Saved data entries
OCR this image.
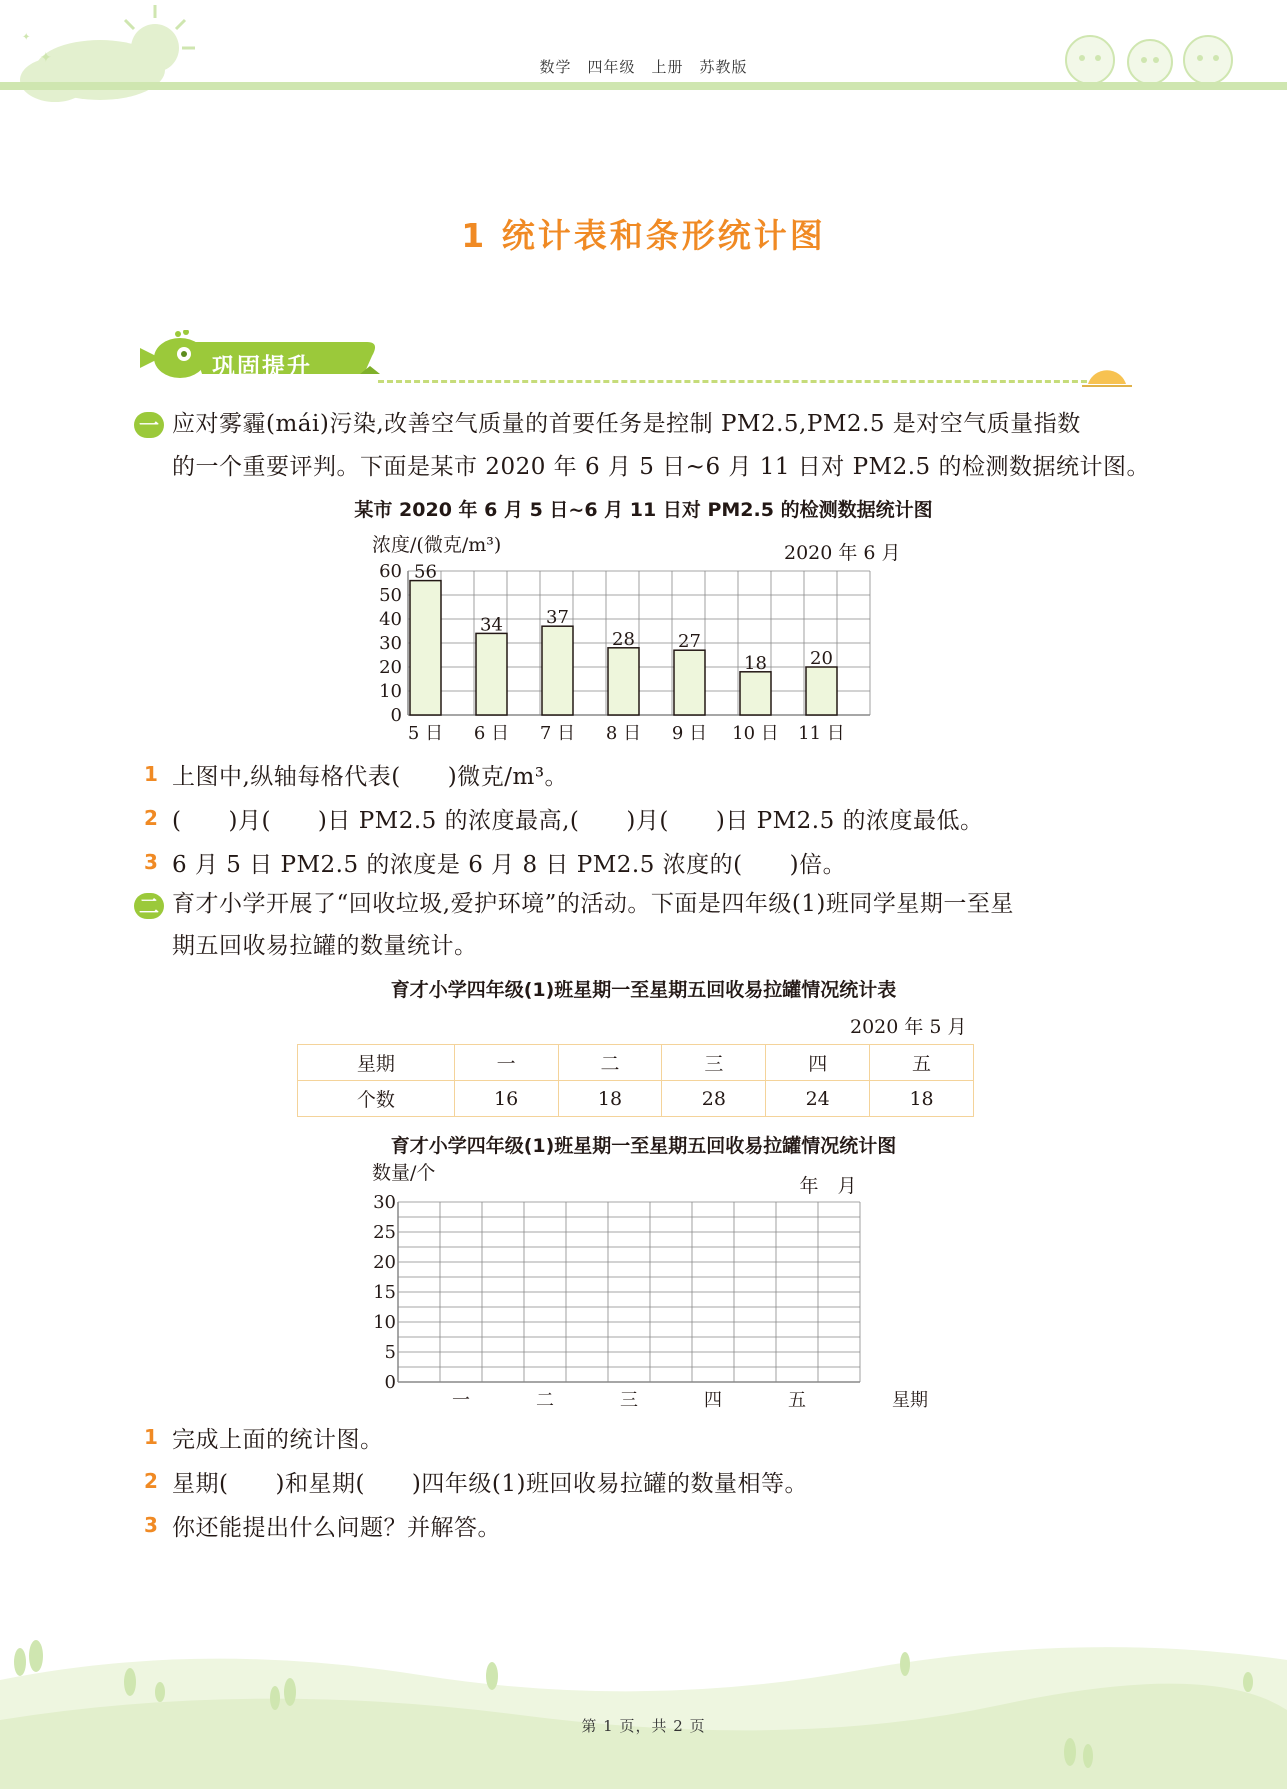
✦
✦
数学　四年级　上册　苏教版
1 统计表和条形统计图
巩固提升
一 应对雾霾(mái)污染,改善空气质量的首要任务是控制 PM2.5,PM2.5 是对空气质量指数
的一个重要评判。下面是某市 2020 年 6 月 5 日~6 月 11 日对 PM2.5 的检测数据统计图。
某市 2020 年 6 月 5 日~6 月 11 日对 PM2.5 的检测数据统计图
0
10
20
30
40
50
60
浓度/(微克/m³)	2020 年 6 月
56
5 日
34
6 日
37
7 日
28
8 日
27
9 日
18
10 日
20
11 日
1 上图中,纵轴每格代表(　　)微克/m³。
2 (　　)月(　　)日 PM2.5 的浓度最高,(　　)月(　　)日 PM2.5 的浓度最低。
3 6 月 5 日 PM2.5 的浓度是 6 月 8 日 PM2.5 浓度的(　　)倍。
二 育才小学开展了“回收垃圾,爱护环境”的活动。下面是四年级(1)班同学星期一至星
期五回收易拉罐的数量统计。
育才小学四年级(1)班星期一至星期五回收易拉罐情况统计表
2020 年 5 月
星期	一	二	三	四	五
个数	16	18	28	24	18
育才小学四年级(1)班星期一至星期五回收易拉罐情况统计图
0
5
10
15
20
25
30
数量/个
年　月
一	二	三	四	五	星期
1 完成上面的统计图。
2 星期(　　)和星期(　　)四年级(1)班回收易拉罐的数量相等。
3 你还能提出什么问题？并解答。
第 1 页，共 2 页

◆ INSTRUCTION ◆
Exclude the pictures and repeat every other part of the records word for word.

◆ WRITTEN SOLUTION ◆
OCR this image.
✦
✦
数学　四年级　上册　苏教版
1 统计表和条形统计图
巩固提升
一 应对雾霾(mái)污染,改善空气质量的首要任务是控制 PM2.5,PM2.5 是对空气质量指数
的一个重要评判。下面是某市 2020 年 6 月 5 日~6 月 11 日对 PM2.5 的检测数据统计图。
某市 2020 年 6 月 5 日~6 月 11 日对 PM2.5 的检测数据统计图
0
10
20
30
40
50
60
浓度/(微克/m³)	2020 年 6 月
56
5 日
34
6 日
37
7 日
28
8 日
27
9 日
18
10 日
20
11 日
1 上图中,纵轴每格代表(　　)微克/m³。
2 (　　)月(　　)日 PM2.5 的浓度最高,(　　)月(　　)日 PM2.5 的浓度最低。
3 6 月 5 日 PM2.5 的浓度是 6 月 8 日 PM2.5 浓度的(　　)倍。
二 育才小学开展了“回收垃圾,爱护环境”的活动。下面是四年级(1)班同学星期一至星
期五回收易拉罐的数量统计。
育才小学四年级(1)班星期一至星期五回收易拉罐情况统计表
2020 年 5 月
星期	一	二	三	四	五
个数	16	18	28	24	18
育才小学四年级(1)班星期一至星期五回收易拉罐情况统计图
0
5
10
15
20
25
30
数量/个
年　月
一	二	三	四	五	星期
1 完成上面的统计图。
2 星期(　　)和星期(　　)四年级(1)班回收易拉罐的数量相等。
3 你还能提出什么问题？并解答。
第 1 页，共 2 页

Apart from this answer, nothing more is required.